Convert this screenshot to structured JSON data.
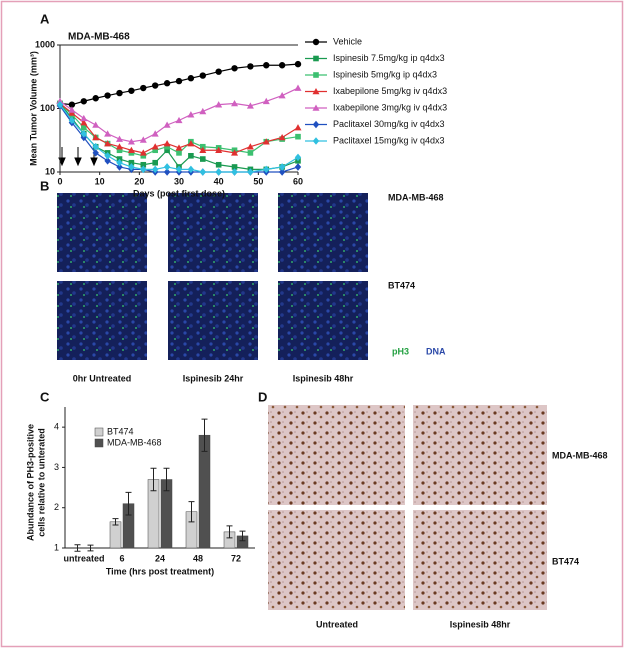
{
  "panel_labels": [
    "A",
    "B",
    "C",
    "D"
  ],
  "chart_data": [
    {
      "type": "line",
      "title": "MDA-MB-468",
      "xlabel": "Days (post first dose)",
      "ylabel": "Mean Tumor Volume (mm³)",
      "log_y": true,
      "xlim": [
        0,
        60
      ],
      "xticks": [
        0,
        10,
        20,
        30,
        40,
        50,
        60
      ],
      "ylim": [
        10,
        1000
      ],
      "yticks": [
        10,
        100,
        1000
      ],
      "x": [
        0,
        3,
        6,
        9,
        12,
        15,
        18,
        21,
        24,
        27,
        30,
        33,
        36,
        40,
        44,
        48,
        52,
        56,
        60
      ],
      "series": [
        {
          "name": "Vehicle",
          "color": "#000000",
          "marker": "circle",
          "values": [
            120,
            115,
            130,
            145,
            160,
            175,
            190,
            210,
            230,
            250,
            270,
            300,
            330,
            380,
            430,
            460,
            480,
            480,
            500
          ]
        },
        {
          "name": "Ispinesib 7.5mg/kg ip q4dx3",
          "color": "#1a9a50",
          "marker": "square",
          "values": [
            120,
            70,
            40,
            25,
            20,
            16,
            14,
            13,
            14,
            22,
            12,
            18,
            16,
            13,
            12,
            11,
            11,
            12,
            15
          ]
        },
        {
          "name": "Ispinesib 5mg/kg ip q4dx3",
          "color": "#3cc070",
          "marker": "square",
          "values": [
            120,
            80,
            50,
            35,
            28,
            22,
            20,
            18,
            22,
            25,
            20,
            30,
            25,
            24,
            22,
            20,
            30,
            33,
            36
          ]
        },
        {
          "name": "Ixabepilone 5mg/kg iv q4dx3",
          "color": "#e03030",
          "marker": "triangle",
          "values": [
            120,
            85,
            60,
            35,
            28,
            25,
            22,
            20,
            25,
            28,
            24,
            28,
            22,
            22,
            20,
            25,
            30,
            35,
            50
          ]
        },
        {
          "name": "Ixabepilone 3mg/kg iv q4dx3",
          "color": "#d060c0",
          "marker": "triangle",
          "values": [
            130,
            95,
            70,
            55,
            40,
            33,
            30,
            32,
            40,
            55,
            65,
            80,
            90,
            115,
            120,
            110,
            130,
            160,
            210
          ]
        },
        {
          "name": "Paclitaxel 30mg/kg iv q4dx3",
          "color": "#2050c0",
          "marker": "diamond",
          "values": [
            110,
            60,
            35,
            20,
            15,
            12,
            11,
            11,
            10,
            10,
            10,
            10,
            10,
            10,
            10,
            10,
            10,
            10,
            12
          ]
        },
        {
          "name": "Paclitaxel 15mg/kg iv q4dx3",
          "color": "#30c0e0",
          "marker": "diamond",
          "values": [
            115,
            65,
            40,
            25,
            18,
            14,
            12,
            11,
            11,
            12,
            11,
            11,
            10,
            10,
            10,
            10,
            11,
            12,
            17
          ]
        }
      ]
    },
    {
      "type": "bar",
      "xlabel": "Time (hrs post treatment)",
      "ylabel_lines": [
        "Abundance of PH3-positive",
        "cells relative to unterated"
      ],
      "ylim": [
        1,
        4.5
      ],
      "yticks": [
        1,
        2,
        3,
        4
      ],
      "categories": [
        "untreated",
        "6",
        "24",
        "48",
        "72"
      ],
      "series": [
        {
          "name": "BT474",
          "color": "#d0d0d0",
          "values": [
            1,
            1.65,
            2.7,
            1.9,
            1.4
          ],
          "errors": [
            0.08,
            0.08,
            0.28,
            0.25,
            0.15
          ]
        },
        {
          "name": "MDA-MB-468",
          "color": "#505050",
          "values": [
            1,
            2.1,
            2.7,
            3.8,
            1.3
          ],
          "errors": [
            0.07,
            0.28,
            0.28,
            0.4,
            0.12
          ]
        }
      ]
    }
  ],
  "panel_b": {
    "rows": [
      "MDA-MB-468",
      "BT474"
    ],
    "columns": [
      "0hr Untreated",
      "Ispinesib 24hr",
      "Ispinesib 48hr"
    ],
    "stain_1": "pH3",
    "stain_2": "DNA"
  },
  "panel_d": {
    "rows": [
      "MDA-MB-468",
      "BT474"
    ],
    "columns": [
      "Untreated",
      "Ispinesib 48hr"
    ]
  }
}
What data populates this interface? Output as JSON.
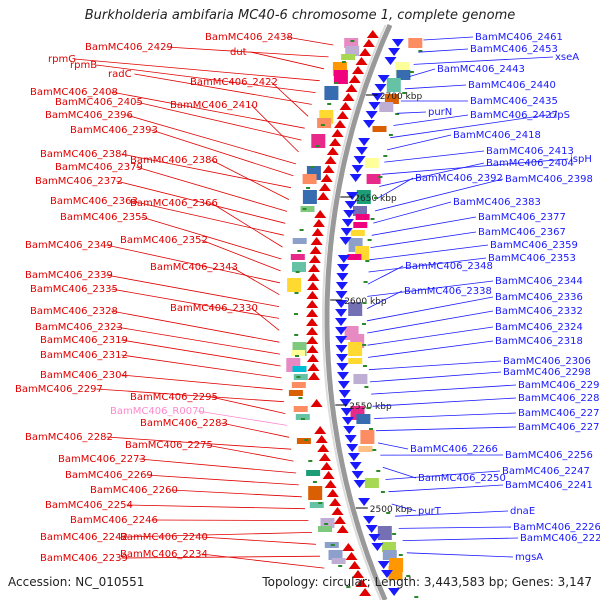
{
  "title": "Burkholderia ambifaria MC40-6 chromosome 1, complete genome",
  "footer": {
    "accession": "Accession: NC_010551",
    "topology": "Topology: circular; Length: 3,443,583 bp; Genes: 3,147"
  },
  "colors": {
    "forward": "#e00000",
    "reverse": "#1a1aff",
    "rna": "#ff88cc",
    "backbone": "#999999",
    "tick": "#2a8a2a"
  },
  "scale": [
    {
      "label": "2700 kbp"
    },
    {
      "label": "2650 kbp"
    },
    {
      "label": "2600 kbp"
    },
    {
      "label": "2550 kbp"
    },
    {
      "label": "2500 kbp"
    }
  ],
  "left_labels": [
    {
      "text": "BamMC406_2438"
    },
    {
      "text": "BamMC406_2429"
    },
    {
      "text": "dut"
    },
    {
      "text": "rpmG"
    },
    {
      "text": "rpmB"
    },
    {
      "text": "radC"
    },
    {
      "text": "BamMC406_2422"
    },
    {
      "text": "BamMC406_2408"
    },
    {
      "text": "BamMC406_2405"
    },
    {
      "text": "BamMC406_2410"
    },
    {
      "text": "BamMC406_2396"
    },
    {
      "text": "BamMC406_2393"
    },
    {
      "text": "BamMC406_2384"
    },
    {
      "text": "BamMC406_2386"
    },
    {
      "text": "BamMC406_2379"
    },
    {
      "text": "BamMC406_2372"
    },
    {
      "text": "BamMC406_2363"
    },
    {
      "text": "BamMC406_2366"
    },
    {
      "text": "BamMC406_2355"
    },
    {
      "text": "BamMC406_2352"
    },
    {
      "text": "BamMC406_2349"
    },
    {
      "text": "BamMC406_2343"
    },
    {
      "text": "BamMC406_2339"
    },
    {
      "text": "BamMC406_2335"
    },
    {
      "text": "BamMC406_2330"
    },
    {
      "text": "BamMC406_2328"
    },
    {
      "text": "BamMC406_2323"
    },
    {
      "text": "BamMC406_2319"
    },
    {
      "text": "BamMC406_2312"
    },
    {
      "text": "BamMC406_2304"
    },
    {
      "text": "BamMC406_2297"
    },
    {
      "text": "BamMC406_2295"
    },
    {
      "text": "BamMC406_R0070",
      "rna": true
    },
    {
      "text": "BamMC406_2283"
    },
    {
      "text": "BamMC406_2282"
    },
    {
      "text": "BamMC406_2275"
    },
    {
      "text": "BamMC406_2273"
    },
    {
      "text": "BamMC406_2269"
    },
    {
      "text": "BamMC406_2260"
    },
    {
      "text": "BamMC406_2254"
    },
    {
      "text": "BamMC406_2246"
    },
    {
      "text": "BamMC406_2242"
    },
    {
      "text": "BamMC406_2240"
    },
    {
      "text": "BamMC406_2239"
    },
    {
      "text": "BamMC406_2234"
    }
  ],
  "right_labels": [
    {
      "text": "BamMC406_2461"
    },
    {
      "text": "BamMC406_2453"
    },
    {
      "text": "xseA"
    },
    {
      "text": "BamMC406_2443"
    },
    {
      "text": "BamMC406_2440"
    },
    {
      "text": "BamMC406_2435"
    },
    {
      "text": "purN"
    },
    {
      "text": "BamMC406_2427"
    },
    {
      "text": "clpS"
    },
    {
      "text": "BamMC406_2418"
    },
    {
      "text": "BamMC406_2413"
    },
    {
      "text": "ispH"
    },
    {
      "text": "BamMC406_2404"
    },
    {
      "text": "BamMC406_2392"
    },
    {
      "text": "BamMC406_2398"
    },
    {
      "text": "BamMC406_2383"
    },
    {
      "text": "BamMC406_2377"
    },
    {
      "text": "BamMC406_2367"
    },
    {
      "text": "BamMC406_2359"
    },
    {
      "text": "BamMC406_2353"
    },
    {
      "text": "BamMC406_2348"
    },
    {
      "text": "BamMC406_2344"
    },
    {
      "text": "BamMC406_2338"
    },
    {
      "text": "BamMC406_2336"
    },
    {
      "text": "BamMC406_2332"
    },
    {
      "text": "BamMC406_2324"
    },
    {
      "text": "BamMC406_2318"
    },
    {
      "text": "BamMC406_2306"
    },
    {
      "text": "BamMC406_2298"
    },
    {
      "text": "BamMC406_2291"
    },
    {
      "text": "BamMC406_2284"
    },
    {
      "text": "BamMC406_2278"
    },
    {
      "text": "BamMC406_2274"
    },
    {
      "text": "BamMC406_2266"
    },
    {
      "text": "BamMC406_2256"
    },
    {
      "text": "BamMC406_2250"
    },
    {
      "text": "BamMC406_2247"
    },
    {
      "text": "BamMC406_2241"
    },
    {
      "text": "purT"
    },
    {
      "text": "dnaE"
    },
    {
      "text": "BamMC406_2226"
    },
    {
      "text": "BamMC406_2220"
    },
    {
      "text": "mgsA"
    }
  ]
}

+ + +

Work order: All lines above that contain "xlabel" are required in the answer.

The completed task:
      "xlabel": "Days (post first dose)",
      "xlabel": "Time (hrs post treatment)",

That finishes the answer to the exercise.